• [Problem details]: Go through the listing and copy each line with the string "title".

(Recorded data)
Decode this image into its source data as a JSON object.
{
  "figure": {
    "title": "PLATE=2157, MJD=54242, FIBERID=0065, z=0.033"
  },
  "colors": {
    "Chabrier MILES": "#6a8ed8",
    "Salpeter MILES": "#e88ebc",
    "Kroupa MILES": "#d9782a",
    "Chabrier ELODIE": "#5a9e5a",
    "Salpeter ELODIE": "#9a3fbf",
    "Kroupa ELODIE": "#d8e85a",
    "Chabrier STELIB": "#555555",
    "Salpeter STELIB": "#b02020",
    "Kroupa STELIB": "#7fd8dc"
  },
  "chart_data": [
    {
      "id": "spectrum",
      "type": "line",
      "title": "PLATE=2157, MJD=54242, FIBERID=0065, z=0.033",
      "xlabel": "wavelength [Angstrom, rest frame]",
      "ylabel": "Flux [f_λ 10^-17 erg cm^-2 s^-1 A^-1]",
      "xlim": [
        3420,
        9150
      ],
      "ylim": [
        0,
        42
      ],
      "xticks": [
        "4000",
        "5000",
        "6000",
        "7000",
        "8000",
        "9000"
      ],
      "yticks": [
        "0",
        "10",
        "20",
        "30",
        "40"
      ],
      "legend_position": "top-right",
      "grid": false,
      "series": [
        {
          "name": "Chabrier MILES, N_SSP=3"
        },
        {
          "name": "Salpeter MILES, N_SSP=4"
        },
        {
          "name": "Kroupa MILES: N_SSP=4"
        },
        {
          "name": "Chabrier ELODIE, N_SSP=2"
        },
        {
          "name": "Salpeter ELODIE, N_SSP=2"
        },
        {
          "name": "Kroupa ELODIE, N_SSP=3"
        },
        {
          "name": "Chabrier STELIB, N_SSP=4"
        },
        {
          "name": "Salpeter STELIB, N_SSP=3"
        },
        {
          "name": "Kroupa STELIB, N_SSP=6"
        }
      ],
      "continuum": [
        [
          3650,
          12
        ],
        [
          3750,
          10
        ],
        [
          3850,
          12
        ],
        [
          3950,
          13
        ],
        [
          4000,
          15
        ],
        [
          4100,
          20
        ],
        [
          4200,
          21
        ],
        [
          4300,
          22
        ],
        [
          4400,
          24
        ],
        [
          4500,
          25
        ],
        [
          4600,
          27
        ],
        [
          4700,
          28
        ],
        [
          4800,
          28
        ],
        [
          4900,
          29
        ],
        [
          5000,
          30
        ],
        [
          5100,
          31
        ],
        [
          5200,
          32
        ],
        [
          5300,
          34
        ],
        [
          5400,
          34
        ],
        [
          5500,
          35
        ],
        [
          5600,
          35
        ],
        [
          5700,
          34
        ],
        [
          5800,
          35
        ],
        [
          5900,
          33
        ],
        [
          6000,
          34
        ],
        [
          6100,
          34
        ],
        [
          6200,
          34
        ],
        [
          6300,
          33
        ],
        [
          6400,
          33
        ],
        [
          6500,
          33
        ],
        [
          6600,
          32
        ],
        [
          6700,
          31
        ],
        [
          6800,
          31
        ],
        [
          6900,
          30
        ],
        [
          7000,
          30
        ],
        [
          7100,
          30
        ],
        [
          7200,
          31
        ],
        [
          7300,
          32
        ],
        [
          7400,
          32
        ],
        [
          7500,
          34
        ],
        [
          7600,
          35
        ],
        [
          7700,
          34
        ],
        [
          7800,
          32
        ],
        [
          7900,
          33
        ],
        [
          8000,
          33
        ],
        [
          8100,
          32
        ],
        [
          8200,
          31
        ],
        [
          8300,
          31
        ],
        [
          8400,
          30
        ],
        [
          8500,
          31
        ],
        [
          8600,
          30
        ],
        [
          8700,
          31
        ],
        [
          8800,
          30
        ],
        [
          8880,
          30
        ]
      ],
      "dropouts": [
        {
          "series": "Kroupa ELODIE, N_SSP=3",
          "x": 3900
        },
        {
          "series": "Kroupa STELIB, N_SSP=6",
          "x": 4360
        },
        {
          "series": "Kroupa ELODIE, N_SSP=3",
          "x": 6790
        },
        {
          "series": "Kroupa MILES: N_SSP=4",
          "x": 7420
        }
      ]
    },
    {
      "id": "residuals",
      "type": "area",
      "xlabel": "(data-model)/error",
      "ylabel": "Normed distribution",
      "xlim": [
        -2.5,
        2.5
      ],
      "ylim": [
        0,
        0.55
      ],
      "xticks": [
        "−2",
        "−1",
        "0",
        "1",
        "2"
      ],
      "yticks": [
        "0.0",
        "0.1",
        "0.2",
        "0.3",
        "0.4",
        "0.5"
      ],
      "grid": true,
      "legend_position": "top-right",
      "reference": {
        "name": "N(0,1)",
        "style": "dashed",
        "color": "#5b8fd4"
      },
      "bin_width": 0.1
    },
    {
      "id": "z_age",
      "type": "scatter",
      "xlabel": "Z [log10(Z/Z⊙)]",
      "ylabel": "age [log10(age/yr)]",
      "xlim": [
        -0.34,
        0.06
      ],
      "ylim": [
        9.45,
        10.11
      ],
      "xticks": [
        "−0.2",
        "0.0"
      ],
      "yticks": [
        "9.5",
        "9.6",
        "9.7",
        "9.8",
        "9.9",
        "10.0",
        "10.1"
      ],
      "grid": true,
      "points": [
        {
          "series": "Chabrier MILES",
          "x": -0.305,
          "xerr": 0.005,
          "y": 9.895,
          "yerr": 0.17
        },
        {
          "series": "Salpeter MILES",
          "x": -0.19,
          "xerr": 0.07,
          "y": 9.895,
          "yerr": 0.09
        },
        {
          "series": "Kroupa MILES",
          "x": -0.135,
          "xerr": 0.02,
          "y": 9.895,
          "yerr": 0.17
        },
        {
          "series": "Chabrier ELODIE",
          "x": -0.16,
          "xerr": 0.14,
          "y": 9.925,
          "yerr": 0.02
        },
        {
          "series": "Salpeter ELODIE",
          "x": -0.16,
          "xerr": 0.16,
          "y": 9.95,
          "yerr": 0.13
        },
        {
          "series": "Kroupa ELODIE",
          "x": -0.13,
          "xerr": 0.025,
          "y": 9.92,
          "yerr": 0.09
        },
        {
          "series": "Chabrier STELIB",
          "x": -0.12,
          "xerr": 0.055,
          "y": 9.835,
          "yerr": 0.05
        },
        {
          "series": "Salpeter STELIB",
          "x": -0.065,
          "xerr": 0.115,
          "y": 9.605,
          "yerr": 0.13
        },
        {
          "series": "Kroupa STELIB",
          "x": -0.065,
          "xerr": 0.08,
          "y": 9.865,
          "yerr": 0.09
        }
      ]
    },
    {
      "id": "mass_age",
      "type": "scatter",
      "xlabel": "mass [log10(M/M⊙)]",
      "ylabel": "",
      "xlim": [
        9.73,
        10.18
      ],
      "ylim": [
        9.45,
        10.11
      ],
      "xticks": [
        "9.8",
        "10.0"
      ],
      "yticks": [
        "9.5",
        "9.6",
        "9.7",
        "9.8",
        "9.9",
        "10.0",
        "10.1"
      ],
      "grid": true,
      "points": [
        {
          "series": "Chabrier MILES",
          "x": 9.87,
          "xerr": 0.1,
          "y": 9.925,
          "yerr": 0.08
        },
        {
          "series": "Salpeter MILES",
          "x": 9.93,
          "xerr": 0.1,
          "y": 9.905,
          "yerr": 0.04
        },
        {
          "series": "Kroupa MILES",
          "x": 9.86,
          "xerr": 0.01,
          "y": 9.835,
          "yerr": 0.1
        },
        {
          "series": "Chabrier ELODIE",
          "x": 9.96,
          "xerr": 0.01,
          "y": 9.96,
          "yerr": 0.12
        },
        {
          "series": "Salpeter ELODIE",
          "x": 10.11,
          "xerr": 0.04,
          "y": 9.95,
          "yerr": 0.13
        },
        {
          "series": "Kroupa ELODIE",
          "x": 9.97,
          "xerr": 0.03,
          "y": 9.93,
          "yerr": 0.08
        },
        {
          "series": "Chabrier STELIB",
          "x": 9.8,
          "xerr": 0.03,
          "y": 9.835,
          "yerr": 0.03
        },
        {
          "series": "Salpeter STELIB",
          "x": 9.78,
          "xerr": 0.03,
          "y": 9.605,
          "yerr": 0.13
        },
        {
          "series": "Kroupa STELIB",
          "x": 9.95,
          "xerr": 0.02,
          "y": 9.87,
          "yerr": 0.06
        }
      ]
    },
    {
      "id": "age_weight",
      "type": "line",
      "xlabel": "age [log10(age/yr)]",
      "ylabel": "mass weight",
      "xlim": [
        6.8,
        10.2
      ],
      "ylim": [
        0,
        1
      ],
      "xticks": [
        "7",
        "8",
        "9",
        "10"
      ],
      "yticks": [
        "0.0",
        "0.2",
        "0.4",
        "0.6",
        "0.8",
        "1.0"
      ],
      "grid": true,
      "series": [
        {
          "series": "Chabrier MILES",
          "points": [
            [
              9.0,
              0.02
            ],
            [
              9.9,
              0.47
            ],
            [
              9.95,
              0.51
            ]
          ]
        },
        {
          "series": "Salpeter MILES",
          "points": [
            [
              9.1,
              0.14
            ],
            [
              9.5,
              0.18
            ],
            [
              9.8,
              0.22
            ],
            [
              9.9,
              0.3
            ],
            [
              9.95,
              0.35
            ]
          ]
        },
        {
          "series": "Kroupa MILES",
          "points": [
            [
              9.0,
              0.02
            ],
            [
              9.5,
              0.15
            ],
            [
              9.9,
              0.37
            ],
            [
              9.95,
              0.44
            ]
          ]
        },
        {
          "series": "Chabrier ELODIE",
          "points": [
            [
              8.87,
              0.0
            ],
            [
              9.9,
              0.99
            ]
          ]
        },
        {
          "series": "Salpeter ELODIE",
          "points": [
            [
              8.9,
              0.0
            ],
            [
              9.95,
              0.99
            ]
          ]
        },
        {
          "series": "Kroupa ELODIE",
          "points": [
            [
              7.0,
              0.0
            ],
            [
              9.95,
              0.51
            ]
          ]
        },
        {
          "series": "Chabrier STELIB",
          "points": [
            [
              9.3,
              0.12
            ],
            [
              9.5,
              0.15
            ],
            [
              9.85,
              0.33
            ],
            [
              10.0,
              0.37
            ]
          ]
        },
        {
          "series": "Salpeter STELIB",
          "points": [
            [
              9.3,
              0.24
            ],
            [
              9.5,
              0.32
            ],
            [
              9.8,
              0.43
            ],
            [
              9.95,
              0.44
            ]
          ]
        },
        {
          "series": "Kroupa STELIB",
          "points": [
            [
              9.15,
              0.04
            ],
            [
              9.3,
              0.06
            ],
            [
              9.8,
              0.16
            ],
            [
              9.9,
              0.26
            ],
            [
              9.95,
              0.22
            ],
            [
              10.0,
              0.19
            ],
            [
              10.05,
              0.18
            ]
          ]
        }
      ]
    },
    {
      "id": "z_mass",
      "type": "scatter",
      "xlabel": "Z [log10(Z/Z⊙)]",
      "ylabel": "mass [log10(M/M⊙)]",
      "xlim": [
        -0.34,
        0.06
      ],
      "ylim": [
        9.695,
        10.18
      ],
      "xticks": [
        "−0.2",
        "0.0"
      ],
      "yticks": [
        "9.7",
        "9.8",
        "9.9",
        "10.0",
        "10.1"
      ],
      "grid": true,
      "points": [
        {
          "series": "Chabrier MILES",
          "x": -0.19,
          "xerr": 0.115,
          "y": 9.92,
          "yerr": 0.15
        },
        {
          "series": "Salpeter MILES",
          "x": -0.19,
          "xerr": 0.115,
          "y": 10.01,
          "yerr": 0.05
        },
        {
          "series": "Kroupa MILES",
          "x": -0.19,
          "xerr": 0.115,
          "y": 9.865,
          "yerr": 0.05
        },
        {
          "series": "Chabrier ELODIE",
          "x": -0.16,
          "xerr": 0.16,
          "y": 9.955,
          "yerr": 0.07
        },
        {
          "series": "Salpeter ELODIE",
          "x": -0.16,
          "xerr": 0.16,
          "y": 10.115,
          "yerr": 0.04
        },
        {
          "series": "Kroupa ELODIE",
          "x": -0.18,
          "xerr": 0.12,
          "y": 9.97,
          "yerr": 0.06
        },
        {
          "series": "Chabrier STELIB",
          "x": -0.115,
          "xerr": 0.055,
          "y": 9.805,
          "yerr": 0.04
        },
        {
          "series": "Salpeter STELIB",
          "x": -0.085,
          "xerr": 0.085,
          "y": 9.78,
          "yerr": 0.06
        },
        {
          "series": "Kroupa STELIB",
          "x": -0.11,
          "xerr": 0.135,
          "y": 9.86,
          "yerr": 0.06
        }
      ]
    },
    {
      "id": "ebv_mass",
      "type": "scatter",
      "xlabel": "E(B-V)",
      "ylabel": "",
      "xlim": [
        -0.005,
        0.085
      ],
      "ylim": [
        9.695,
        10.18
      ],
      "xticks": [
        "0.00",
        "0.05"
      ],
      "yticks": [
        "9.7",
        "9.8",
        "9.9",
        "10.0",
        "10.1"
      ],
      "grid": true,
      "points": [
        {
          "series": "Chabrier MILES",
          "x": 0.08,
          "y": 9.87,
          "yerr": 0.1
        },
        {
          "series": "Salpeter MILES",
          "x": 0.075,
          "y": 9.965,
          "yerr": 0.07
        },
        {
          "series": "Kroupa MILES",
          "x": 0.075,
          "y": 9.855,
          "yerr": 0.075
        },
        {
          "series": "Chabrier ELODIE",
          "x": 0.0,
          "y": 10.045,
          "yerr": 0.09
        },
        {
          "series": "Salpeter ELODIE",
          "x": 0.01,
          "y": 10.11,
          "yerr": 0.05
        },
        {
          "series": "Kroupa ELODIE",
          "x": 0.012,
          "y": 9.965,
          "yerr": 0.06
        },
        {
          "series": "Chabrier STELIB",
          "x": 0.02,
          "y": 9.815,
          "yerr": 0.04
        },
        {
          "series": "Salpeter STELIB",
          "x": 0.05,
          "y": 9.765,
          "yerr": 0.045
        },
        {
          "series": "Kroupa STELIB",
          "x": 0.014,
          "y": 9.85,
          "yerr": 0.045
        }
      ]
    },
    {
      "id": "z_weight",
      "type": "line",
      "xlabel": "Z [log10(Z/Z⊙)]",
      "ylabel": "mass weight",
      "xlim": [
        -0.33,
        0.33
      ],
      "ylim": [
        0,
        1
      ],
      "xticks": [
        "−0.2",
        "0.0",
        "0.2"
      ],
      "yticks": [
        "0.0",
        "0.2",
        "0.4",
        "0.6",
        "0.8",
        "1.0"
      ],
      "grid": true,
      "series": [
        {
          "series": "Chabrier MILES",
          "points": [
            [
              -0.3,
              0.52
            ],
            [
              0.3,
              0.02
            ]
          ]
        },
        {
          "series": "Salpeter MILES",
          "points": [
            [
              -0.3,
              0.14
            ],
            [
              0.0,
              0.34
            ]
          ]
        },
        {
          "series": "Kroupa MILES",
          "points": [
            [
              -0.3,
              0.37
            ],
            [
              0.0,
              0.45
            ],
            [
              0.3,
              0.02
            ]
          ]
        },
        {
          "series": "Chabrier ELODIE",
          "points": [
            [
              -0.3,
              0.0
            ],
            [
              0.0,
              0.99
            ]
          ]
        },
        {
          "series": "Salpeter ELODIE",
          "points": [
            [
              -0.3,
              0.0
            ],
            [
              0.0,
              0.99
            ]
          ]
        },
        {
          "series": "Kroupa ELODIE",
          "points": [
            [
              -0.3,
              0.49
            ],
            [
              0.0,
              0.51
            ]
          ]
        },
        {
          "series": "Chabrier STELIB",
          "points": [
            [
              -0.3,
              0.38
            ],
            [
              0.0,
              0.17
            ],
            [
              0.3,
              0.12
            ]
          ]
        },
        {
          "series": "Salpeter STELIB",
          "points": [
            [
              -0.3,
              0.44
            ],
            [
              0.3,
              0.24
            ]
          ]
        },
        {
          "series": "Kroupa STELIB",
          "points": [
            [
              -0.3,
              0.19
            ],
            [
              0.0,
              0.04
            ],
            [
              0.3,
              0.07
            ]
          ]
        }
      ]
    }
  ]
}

• [Answer]:
    "title": "PLATE=2157, MJD=54242, FIBERID=0065, z=0.033"
      "title": "PLATE=2157, MJD=54242, FIBERID=0065, z=0.033",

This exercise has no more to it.